- _Aim_
Write out the whole of the material exactly.

- _Collected data_
——

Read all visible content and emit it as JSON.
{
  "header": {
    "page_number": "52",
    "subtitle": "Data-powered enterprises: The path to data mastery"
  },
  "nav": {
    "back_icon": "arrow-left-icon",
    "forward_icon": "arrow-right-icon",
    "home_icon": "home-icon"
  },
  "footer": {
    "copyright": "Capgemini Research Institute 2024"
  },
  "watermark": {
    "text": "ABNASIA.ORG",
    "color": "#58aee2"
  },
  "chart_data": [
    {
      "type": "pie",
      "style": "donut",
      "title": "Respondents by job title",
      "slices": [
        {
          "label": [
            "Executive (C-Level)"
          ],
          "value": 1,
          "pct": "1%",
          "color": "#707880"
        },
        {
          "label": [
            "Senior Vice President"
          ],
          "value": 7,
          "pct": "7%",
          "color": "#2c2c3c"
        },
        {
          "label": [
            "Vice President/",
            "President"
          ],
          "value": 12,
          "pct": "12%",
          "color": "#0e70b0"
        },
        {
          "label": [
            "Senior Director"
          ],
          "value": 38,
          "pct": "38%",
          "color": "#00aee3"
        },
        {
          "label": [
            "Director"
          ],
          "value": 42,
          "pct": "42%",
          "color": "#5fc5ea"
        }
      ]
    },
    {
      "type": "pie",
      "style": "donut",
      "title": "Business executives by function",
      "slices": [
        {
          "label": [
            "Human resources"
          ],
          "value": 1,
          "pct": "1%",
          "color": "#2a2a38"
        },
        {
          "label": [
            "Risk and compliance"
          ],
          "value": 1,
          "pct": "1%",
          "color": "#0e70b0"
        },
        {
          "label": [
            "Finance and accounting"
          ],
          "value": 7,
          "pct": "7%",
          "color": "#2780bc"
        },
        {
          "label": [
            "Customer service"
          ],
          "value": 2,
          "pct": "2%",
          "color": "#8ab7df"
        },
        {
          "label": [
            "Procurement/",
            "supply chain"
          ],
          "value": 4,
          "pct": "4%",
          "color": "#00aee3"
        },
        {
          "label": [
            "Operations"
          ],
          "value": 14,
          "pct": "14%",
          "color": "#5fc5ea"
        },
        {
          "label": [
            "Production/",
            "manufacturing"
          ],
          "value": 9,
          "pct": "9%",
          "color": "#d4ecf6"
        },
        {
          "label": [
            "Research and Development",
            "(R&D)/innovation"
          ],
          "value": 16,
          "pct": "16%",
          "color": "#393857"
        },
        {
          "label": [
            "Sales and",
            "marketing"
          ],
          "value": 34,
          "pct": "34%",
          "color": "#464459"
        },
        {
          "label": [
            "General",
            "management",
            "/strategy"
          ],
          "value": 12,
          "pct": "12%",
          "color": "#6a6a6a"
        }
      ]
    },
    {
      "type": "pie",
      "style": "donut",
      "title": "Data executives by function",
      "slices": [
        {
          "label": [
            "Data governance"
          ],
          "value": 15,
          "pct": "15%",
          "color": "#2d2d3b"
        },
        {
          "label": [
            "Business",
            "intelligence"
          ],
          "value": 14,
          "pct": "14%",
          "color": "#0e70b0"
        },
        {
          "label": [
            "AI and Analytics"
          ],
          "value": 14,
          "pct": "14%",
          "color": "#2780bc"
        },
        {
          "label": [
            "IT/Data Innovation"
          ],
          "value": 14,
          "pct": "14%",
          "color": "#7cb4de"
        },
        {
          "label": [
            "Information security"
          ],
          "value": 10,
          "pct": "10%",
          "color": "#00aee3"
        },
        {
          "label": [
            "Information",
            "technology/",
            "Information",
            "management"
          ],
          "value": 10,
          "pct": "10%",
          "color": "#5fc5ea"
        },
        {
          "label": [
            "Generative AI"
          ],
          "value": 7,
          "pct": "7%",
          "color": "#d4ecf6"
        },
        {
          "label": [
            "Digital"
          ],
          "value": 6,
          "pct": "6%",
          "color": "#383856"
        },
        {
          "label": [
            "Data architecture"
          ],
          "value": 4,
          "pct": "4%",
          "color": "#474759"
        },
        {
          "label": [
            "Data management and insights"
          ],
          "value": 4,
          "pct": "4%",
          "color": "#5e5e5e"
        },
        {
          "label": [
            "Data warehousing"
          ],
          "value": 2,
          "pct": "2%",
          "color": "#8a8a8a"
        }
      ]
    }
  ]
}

——

- _Output below_
Read all visible content and emit it as JSON.
{
  "header": {
    "page_number": "52",
    "subtitle": "Data-powered enterprises: The path to data mastery"
  },
  "nav": {
    "back_icon": "arrow-left-icon",
    "forward_icon": "arrow-right-icon",
    "home_icon": "home-icon"
  },
  "footer": {
    "copyright": "Capgemini Research Institute 2024"
  },
  "watermark": {
    "text": "ABNASIA.ORG",
    "color": "#58aee2"
  },
  "chart_data": [
    {
      "type": "pie",
      "style": "donut",
      "title": "Respondents by job title",
      "slices": [
        {
          "label": [
            "Executive (C-Level)"
          ],
          "value": 1,
          "pct": "1%",
          "color": "#707880"
        },
        {
          "label": [
            "Senior Vice President"
          ],
          "value": 7,
          "pct": "7%",
          "color": "#2c2c3c"
        },
        {
          "label": [
            "Vice President/",
            "President"
          ],
          "value": 12,
          "pct": "12%",
          "color": "#0e70b0"
        },
        {
          "label": [
            "Senior Director"
          ],
          "value": 38,
          "pct": "38%",
          "color": "#00aee3"
        },
        {
          "label": [
            "Director"
          ],
          "value": 42,
          "pct": "42%",
          "color": "#5fc5ea"
        }
      ]
    },
    {
      "type": "pie",
      "style": "donut",
      "title": "Business executives by function",
      "slices": [
        {
          "label": [
            "Human resources"
          ],
          "value": 1,
          "pct": "1%",
          "color": "#2a2a38"
        },
        {
          "label": [
            "Risk and compliance"
          ],
          "value": 1,
          "pct": "1%",
          "color": "#0e70b0"
        },
        {
          "label": [
            "Finance and accounting"
          ],
          "value": 7,
          "pct": "7%",
          "color": "#2780bc"
        },
        {
          "label": [
            "Customer service"
          ],
          "value": 2,
          "pct": "2%",
          "color": "#8ab7df"
        },
        {
          "label": [
            "Procurement/",
            "supply chain"
          ],
          "value": 4,
          "pct": "4%",
          "color": "#00aee3"
        },
        {
          "label": [
            "Operations"
          ],
          "value": 14,
          "pct": "14%",
          "color": "#5fc5ea"
        },
        {
          "label": [
            "Production/",
            "manufacturing"
          ],
          "value": 9,
          "pct": "9%",
          "color": "#d4ecf6"
        },
        {
          "label": [
            "Research and Development",
            "(R&D)/innovation"
          ],
          "value": 16,
          "pct": "16%",
          "color": "#393857"
        },
        {
          "label": [
            "Sales and",
            "marketing"
          ],
          "value": 34,
          "pct": "34%",
          "color": "#464459"
        },
        {
          "label": [
            "General",
            "management",
            "/strategy"
          ],
          "value": 12,
          "pct": "12%",
          "color": "#6a6a6a"
        }
      ]
    },
    {
      "type": "pie",
      "style": "donut",
      "title": "Data executives by function",
      "slices": [
        {
          "label": [
            "Data governance"
          ],
          "value": 15,
          "pct": "15%",
          "color": "#2d2d3b"
        },
        {
          "label": [
            "Business",
            "intelligence"
          ],
          "value": 14,
          "pct": "14%",
          "color": "#0e70b0"
        },
        {
          "label": [
            "AI and Analytics"
          ],
          "value": 14,
          "pct": "14%",
          "color": "#2780bc"
        },
        {
          "label": [
            "IT/Data Innovation"
          ],
          "value": 14,
          "pct": "14%",
          "color": "#7cb4de"
        },
        {
          "label": [
            "Information security"
          ],
          "value": 10,
          "pct": "10%",
          "color": "#00aee3"
        },
        {
          "label": [
            "Information",
            "technology/",
            "Information",
            "management"
          ],
          "value": 10,
          "pct": "10%",
          "color": "#5fc5ea"
        },
        {
          "label": [
            "Generative AI"
          ],
          "value": 7,
          "pct": "7%",
          "color": "#d4ecf6"
        },
        {
          "label": [
            "Digital"
          ],
          "value": 6,
          "pct": "6%",
          "color": "#383856"
        },
        {
          "label": [
            "Data architecture"
          ],
          "value": 4,
          "pct": "4%",
          "color": "#474759"
        },
        {
          "label": [
            "Data management and insights"
          ],
          "value": 4,
          "pct": "4%",
          "color": "#5e5e5e"
        },
        {
          "label": [
            "Data warehousing"
          ],
          "value": 2,
          "pct": "2%",
          "color": "#8a8a8a"
        }
      ]
    }
  ]
}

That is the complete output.